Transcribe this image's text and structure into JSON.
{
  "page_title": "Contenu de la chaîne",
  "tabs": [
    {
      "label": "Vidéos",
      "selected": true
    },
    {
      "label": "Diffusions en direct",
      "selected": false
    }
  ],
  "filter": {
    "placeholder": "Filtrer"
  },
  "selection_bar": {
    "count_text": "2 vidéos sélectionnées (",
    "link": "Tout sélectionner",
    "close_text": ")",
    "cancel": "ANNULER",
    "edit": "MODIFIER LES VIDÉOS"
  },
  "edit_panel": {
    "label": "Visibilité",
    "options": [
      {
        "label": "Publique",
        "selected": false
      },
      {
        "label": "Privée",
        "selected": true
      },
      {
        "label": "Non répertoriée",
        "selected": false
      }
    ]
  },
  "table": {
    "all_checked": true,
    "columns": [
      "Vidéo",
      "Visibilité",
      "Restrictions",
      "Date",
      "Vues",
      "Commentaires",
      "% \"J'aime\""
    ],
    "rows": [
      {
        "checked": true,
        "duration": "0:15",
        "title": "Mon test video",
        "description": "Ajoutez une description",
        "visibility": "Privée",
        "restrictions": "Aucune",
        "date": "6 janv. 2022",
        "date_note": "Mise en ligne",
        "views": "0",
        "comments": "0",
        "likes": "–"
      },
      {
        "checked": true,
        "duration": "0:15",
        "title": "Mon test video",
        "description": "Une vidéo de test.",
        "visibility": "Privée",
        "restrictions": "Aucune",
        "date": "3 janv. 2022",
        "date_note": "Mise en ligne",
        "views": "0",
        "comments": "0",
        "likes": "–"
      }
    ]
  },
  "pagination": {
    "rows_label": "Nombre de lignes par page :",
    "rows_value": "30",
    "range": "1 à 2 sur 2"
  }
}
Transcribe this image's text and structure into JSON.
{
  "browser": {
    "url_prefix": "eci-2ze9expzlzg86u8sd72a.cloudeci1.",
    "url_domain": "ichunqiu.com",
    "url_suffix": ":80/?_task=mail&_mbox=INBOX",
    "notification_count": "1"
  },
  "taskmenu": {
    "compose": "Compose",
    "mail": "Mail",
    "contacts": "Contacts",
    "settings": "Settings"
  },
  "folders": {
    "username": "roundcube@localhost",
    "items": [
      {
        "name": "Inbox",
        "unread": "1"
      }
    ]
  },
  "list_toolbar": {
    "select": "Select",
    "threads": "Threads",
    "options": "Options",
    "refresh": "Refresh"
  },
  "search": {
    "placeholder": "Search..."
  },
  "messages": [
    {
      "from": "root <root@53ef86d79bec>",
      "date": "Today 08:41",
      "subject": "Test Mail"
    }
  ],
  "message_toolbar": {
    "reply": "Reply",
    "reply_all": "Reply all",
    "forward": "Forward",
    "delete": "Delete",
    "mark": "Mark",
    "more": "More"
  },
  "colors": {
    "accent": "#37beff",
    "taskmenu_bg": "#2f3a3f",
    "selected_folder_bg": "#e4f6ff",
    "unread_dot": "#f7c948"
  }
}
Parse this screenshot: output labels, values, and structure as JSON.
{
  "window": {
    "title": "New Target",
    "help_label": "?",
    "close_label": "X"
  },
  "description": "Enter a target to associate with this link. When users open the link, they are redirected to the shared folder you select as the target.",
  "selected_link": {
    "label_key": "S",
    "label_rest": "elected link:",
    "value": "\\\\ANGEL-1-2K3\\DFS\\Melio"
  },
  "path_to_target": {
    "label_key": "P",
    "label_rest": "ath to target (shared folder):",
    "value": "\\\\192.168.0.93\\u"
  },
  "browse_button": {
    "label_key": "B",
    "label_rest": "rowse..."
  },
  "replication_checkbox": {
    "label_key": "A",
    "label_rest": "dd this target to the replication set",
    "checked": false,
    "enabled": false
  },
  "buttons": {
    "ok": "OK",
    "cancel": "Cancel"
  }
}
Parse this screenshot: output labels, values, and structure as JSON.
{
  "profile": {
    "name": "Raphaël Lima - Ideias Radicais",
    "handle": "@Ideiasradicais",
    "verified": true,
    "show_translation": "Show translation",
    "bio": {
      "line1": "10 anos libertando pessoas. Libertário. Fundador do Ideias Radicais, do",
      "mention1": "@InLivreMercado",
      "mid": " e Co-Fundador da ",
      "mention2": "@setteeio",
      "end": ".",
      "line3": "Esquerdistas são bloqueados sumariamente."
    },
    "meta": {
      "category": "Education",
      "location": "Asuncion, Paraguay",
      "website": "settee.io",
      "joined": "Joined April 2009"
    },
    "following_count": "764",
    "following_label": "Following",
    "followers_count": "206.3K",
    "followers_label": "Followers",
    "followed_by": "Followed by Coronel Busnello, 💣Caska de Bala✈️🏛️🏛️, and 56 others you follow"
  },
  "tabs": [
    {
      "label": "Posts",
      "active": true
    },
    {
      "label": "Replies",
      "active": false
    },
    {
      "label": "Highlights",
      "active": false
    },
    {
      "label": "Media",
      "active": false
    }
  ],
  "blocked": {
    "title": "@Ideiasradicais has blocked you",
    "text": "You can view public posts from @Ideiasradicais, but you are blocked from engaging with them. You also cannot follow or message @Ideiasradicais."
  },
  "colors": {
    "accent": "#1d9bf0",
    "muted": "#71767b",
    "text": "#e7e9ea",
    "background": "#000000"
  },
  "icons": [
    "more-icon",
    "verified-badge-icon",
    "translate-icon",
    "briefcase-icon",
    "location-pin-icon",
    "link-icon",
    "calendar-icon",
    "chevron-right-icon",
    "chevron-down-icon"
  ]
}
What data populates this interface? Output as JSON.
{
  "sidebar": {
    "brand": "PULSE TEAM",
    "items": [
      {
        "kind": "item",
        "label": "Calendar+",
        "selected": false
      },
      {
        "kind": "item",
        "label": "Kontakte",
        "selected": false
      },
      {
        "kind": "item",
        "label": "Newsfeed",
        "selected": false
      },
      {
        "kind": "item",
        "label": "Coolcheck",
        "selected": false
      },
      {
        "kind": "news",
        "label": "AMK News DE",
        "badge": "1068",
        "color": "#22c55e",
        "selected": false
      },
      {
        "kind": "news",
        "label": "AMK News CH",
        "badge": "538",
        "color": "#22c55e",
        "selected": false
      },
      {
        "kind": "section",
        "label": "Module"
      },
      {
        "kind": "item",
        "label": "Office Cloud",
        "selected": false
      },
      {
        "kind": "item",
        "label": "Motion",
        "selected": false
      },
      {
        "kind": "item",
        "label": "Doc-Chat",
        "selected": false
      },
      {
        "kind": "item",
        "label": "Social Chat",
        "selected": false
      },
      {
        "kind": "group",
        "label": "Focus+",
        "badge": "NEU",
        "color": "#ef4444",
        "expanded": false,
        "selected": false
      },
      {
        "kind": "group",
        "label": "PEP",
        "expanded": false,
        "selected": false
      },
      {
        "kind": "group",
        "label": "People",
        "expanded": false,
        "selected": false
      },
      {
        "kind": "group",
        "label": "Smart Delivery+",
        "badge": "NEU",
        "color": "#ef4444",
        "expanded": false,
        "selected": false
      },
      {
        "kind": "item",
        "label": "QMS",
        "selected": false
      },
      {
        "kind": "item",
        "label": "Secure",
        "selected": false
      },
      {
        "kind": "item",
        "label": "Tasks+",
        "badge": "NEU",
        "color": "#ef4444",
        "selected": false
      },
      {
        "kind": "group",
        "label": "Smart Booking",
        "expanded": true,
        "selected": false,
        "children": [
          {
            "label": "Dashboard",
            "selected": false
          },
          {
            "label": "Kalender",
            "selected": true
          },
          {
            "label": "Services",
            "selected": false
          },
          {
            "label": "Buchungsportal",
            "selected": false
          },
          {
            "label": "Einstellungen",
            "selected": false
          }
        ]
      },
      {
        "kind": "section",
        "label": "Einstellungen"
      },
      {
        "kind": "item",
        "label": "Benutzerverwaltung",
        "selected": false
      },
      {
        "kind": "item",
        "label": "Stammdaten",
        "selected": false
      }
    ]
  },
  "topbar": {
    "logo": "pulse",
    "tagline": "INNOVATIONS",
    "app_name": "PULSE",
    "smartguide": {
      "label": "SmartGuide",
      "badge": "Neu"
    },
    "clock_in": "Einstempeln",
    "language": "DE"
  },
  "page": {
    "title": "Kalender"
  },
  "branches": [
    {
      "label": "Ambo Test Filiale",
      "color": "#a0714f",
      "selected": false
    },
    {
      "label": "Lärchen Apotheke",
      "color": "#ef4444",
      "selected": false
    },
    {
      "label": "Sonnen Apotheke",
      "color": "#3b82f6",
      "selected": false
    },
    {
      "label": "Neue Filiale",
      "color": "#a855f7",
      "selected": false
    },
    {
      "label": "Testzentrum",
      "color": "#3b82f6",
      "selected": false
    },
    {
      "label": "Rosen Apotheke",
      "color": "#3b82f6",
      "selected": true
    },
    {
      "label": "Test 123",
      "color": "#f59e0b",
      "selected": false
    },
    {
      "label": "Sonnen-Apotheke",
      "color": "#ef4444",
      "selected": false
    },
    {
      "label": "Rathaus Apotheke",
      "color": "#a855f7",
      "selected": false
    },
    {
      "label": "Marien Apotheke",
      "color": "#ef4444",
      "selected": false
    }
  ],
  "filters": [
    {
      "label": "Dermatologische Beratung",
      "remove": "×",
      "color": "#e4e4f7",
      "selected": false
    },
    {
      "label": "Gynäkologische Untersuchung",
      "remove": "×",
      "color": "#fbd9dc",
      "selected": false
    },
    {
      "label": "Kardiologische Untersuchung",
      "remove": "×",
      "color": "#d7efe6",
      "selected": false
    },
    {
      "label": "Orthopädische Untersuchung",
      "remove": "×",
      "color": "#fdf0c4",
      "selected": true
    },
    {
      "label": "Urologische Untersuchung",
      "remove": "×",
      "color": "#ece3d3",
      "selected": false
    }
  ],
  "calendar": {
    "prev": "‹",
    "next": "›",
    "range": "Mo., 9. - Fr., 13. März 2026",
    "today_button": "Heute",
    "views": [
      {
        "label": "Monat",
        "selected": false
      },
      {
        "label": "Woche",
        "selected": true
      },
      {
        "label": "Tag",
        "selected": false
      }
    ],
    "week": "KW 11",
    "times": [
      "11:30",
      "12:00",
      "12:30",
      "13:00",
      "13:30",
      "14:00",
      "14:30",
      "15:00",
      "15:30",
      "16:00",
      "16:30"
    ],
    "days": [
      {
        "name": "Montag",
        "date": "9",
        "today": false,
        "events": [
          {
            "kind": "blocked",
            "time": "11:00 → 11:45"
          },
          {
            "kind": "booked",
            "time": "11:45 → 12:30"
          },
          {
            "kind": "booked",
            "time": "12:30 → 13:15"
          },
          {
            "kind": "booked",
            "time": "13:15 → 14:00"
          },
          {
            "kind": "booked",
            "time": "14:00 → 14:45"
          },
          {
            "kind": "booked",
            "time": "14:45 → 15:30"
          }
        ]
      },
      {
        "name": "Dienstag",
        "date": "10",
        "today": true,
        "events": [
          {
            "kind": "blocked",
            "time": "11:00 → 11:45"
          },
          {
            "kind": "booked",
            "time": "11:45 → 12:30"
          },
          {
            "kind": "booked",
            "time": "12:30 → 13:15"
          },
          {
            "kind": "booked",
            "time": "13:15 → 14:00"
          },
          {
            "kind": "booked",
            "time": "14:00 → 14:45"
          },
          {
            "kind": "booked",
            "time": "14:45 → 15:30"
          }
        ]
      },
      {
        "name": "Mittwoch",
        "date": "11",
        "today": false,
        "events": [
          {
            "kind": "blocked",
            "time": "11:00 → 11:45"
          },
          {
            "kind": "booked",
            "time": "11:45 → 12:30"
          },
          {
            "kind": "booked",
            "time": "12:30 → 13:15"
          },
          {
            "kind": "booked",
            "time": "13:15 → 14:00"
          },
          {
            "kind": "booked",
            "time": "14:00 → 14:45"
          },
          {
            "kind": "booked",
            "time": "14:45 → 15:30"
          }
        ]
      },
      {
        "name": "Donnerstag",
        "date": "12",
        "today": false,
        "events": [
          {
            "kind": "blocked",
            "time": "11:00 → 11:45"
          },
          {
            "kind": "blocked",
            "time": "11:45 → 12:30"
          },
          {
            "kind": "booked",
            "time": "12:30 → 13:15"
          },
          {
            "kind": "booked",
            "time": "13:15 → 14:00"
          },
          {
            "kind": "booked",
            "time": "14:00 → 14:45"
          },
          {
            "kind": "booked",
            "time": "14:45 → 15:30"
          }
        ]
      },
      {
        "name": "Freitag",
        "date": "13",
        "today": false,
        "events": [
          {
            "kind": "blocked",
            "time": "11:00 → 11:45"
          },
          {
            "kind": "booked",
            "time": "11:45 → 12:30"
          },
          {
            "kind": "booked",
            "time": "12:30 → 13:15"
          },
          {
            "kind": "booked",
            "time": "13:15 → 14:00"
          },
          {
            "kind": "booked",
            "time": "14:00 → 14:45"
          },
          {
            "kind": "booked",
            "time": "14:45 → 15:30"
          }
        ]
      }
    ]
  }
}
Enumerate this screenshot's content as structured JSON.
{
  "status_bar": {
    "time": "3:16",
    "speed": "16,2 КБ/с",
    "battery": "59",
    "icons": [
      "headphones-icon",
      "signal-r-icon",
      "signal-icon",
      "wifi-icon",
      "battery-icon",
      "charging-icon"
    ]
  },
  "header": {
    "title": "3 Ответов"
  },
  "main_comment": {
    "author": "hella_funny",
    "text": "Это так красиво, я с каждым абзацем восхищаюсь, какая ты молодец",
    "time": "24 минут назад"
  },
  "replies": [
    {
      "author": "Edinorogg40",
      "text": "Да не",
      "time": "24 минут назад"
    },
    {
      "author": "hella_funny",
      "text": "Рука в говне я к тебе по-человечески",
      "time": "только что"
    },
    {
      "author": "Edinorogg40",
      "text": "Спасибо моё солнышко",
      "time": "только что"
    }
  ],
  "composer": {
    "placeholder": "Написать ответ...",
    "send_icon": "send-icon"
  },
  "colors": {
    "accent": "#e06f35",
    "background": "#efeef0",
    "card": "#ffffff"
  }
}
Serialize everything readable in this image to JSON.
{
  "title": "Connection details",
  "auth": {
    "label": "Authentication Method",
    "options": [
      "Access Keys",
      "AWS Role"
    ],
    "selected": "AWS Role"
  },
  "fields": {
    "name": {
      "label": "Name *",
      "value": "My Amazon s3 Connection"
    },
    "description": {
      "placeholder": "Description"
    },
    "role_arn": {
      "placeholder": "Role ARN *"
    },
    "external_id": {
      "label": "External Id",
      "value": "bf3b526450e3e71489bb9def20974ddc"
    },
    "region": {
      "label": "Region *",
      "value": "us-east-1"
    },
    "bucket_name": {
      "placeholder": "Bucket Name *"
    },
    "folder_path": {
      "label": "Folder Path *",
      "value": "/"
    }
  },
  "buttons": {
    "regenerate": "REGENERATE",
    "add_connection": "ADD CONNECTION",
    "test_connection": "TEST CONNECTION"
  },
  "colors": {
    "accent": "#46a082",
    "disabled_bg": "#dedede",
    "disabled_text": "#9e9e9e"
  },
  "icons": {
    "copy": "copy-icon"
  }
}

* * *

WHAT IS EXPECTED:
Count the lines above that contain the word "range", and give only that number.

FULL SOLUTION:
2